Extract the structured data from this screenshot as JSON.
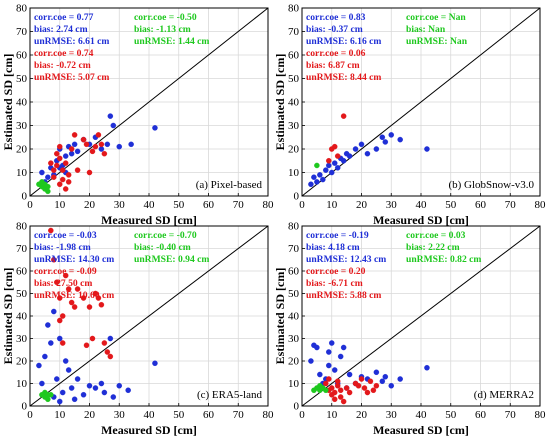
{
  "colors": {
    "blue": "#1f2fd6",
    "red": "#e3181b",
    "green": "#1ec81e",
    "frame": "#000000",
    "grid": "#d9d9d9"
  },
  "chart_data": [
    {
      "type": "scatter",
      "panel_label": "(a) Pixel-based",
      "xlabel": "Measured SD [cm]",
      "ylabel": "Estimated SD [cm]",
      "xlim": [
        0,
        80
      ],
      "ylim": [
        0,
        80
      ],
      "ticks": [
        "0",
        "10",
        "20",
        "30",
        "40",
        "50",
        "60",
        "70",
        "80"
      ],
      "grid": true,
      "one_to_one_line": true,
      "stats": {
        "blue": [
          "corr.coe = 0.77",
          "bias: 2.74 cm",
          "unRMSE: 6.61 cm"
        ],
        "green": [
          "corr.coe = -0.50",
          "bias: -1.13 cm",
          "unRMSE: 1.44 cm"
        ],
        "red": [
          "corr.coe = 0.74",
          "bias: -0.72 cm",
          "unRMSE: 5.07 cm"
        ]
      },
      "series": [
        {
          "color": "blue",
          "points": [
            [
              4,
              10
            ],
            [
              5,
              6
            ],
            [
              6,
              8
            ],
            [
              7,
              12
            ],
            [
              8,
              9
            ],
            [
              9,
              15
            ],
            [
              10,
              20
            ],
            [
              11,
              13
            ],
            [
              12,
              17
            ],
            [
              13,
              21
            ],
            [
              14,
              18
            ],
            [
              15,
              22
            ],
            [
              16,
              19
            ],
            [
              18,
              24
            ],
            [
              20,
              22
            ],
            [
              22,
              25
            ],
            [
              24,
              20
            ],
            [
              26,
              22
            ],
            [
              27,
              34
            ],
            [
              28,
              30
            ],
            [
              30,
              21
            ],
            [
              34,
              22
            ],
            [
              42,
              29
            ],
            [
              12,
              10
            ],
            [
              10,
              12
            ]
          ]
        },
        {
          "color": "red",
          "points": [
            [
              7,
              14
            ],
            [
              8,
              8
            ],
            [
              9,
              13
            ],
            [
              9,
              18
            ],
            [
              10,
              5
            ],
            [
              10,
              16
            ],
            [
              11,
              7
            ],
            [
              11,
              11
            ],
            [
              12,
              14
            ],
            [
              12,
              3
            ],
            [
              13,
              6
            ],
            [
              13,
              9
            ],
            [
              14,
              20
            ],
            [
              15,
              26
            ],
            [
              16,
              11
            ],
            [
              18,
              24
            ],
            [
              19,
              22
            ],
            [
              20,
              10
            ],
            [
              21,
              19
            ],
            [
              22,
              21
            ],
            [
              23,
              26
            ],
            [
              24,
              22
            ],
            [
              25,
              18
            ],
            [
              10,
              21
            ],
            [
              8,
              11
            ]
          ]
        },
        {
          "color": "green",
          "points": [
            [
              3,
              5
            ],
            [
              4,
              4
            ],
            [
              5,
              3
            ],
            [
              5,
              5
            ],
            [
              6,
              4
            ],
            [
              6,
              2
            ],
            [
              4,
              6
            ]
          ]
        }
      ]
    },
    {
      "type": "scatter",
      "panel_label": "(b) GlobSnow-v3.0",
      "xlabel": "Measured SD [cm]",
      "ylabel": "Estimated SD [cm]",
      "xlim": [
        0,
        80
      ],
      "ylim": [
        0,
        80
      ],
      "ticks": [
        "0",
        "10",
        "20",
        "30",
        "40",
        "50",
        "60",
        "70",
        "80"
      ],
      "grid": true,
      "one_to_one_line": true,
      "stats": {
        "blue": [
          "corr.coe = 0.83",
          "bias: -0.37 cm",
          "unRMSE: 6.16 cm"
        ],
        "green": [
          "corr.coe = Nan",
          "bias: Nan",
          "unRMSE: Nan"
        ],
        "red": [
          "corr.coe = 0.06",
          "bias: 6.87 cm",
          "unRMSE: 8.44 cm"
        ]
      },
      "series": [
        {
          "color": "blue",
          "points": [
            [
              3,
              5
            ],
            [
              4,
              8
            ],
            [
              6,
              9
            ],
            [
              7,
              7
            ],
            [
              8,
              11
            ],
            [
              9,
              13
            ],
            [
              10,
              10
            ],
            [
              11,
              14
            ],
            [
              12,
              12
            ],
            [
              13,
              16
            ],
            [
              14,
              15
            ],
            [
              15,
              18
            ],
            [
              16,
              17
            ],
            [
              18,
              20
            ],
            [
              20,
              22
            ],
            [
              22,
              18
            ],
            [
              25,
              20
            ],
            [
              27,
              25
            ],
            [
              28,
              23
            ],
            [
              30,
              26
            ],
            [
              33,
              24
            ],
            [
              42,
              20
            ],
            [
              5,
              6
            ]
          ]
        },
        {
          "color": "red",
          "points": [
            [
              9,
              15
            ],
            [
              10,
              20
            ],
            [
              11,
              21
            ],
            [
              12,
              17
            ],
            [
              14,
              34
            ]
          ]
        },
        {
          "color": "green",
          "points": [
            [
              5,
              13
            ]
          ]
        }
      ]
    },
    {
      "type": "scatter",
      "panel_label": "(c) ERA5-land",
      "xlabel": "Measured SD [cm]",
      "ylabel": "Estimated SD [cm]",
      "xlim": [
        0,
        80
      ],
      "ylim": [
        0,
        80
      ],
      "ticks": [
        "0",
        "10",
        "20",
        "30",
        "40",
        "50",
        "60",
        "70",
        "80"
      ],
      "grid": true,
      "one_to_one_line": true,
      "stats": {
        "blue": [
          "corr.coe = -0.03",
          "bias: -1.98 cm",
          "unRMSE: 14.30 cm"
        ],
        "green": [
          "corr.coe = -0.70",
          "bias: -0.40 cm",
          "unRMSE: 0.94 cm"
        ],
        "red": [
          "corr.coe = -0.09",
          "bias: 27.50 cm",
          "unRMSE: 10.60 cm"
        ]
      },
      "series": [
        {
          "color": "blue",
          "points": [
            [
              3,
              18
            ],
            [
              4,
              10
            ],
            [
              5,
              22
            ],
            [
              6,
              36
            ],
            [
              7,
              28
            ],
            [
              8,
              4
            ],
            [
              9,
              12
            ],
            [
              10,
              2
            ],
            [
              11,
              6
            ],
            [
              12,
              20
            ],
            [
              13,
              16
            ],
            [
              14,
              8
            ],
            [
              15,
              3
            ],
            [
              16,
              12
            ],
            [
              18,
              5
            ],
            [
              20,
              9
            ],
            [
              22,
              8
            ],
            [
              24,
              10
            ],
            [
              25,
              6
            ],
            [
              27,
              30
            ],
            [
              28,
              4
            ],
            [
              30,
              9
            ],
            [
              33,
              7
            ],
            [
              42,
              19
            ],
            [
              8,
              42
            ],
            [
              10,
              30
            ]
          ]
        },
        {
          "color": "red",
          "points": [
            [
              7,
              78
            ],
            [
              8,
              65
            ],
            [
              9,
              55
            ],
            [
              10,
              48
            ],
            [
              10,
              38
            ],
            [
              11,
              40
            ],
            [
              12,
              58
            ],
            [
              13,
              52
            ],
            [
              14,
              46
            ],
            [
              15,
              44
            ],
            [
              16,
              52
            ],
            [
              18,
              48
            ],
            [
              19,
              27
            ],
            [
              20,
              44
            ],
            [
              21,
              30
            ],
            [
              22,
              50
            ],
            [
              23,
              48
            ],
            [
              24,
              45
            ],
            [
              25,
              28
            ],
            [
              26,
              24
            ],
            [
              27,
              22
            ],
            [
              11,
              28
            ]
          ]
        },
        {
          "color": "green",
          "points": [
            [
              4,
              5
            ],
            [
              5,
              4
            ],
            [
              6,
              3
            ],
            [
              6,
              5
            ],
            [
              7,
              5
            ],
            [
              5,
              6
            ]
          ]
        }
      ]
    },
    {
      "type": "scatter",
      "panel_label": "(d) MERRA2",
      "xlabel": "Measured SD [cm]",
      "ylabel": "Estimated SD [cm]",
      "xlim": [
        0,
        80
      ],
      "ylim": [
        0,
        80
      ],
      "ticks": [
        "0",
        "10",
        "20",
        "30",
        "40",
        "50",
        "60",
        "70",
        "80"
      ],
      "grid": true,
      "one_to_one_line": true,
      "stats": {
        "blue": [
          "corr.coe = -0.19",
          "bias: 4.18 cm",
          "unRMSE: 12.43 cm"
        ],
        "green": [
          "corr.coe = 0.03",
          "bias: 2.22 cm",
          "unRMSE: 0.82 cm"
        ],
        "red": [
          "corr.coe = 0.20",
          "bias: -6.71 cm",
          "unRMSE: 5.88 cm"
        ]
      },
      "series": [
        {
          "color": "blue",
          "points": [
            [
              3,
              20
            ],
            [
              4,
              27
            ],
            [
              5,
              26
            ],
            [
              6,
              14
            ],
            [
              7,
              10
            ],
            [
              8,
              12
            ],
            [
              9,
              18
            ],
            [
              10,
              28
            ],
            [
              11,
              16
            ],
            [
              12,
              10
            ],
            [
              13,
              22
            ],
            [
              14,
              26
            ],
            [
              15,
              8
            ],
            [
              16,
              14
            ],
            [
              18,
              10
            ],
            [
              20,
              13
            ],
            [
              22,
              12
            ],
            [
              25,
              15
            ],
            [
              27,
              11
            ],
            [
              28,
              13
            ],
            [
              30,
              9
            ],
            [
              33,
              12
            ],
            [
              42,
              17
            ],
            [
              9,
              24
            ]
          ]
        },
        {
          "color": "red",
          "points": [
            [
              8,
              10
            ],
            [
              9,
              12
            ],
            [
              10,
              5
            ],
            [
              10,
              8
            ],
            [
              11,
              6
            ],
            [
              11,
              3
            ],
            [
              12,
              9
            ],
            [
              12,
              11
            ],
            [
              13,
              7
            ],
            [
              14,
              2
            ],
            [
              15,
              8
            ],
            [
              16,
              6
            ],
            [
              18,
              10
            ],
            [
              19,
              9
            ],
            [
              20,
              12
            ],
            [
              21,
              8
            ],
            [
              22,
              6
            ],
            [
              23,
              11
            ],
            [
              24,
              7
            ],
            [
              25,
              9
            ],
            [
              9,
              7
            ],
            [
              13,
              4
            ]
          ]
        },
        {
          "color": "green",
          "points": [
            [
              4,
              7
            ],
            [
              5,
              8
            ],
            [
              6,
              7
            ],
            [
              6,
              9
            ],
            [
              7,
              8
            ],
            [
              8,
              7
            ]
          ]
        }
      ]
    }
  ]
}
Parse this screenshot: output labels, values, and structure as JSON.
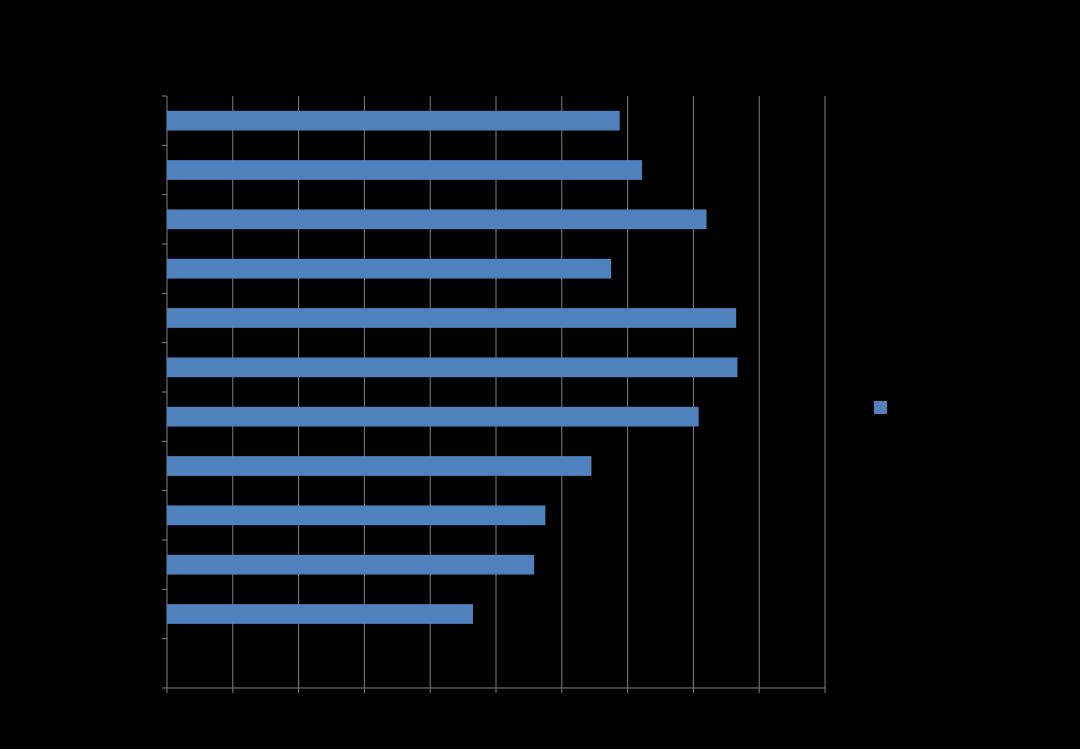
{
  "chart_data": {
    "type": "bar",
    "orientation": "horizontal",
    "title": "",
    "xlabel": "",
    "ylabel": "",
    "categories": [
      "",
      "",
      "",
      "",
      "",
      "",
      "",
      "",
      "",
      "",
      "",
      ""
    ],
    "series": [
      {
        "values": [
          null,
          4.65,
          5.58,
          5.75,
          6.45,
          8.08,
          8.67,
          8.65,
          6.75,
          8.2,
          7.22,
          6.88
        ],
        "color": "#4F81BD"
      }
    ],
    "xlim": [
      0,
      10
    ],
    "x_gridlines": [
      1,
      2,
      3,
      4,
      5,
      6,
      7,
      8,
      9,
      10
    ],
    "grid": true,
    "legend": {
      "position": "right",
      "entries": [
        {
          "label": "",
          "color": "#4F81BD"
        }
      ]
    },
    "colors": {
      "background": "#000000",
      "bar": "#4F81BD",
      "grid": "#808080",
      "axis": "#808080"
    }
  }
}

Direction. Pick out every line with the string "unRMSE" and copy it.

Exercise solution.
          "unRMSE: 6.61 cm"
          "unRMSE: 1.44 cm"
          "unRMSE: 5.07 cm"
          "unRMSE: 6.16 cm"
          "unRMSE: Nan"
          "unRMSE: 8.44 cm"
          "unRMSE: 14.30 cm"
          "unRMSE: 0.94 cm"
          "unRMSE: 10.60 cm"
          "unRMSE: 12.43 cm"
          "unRMSE: 0.82 cm"
          "unRMSE: 5.88 cm"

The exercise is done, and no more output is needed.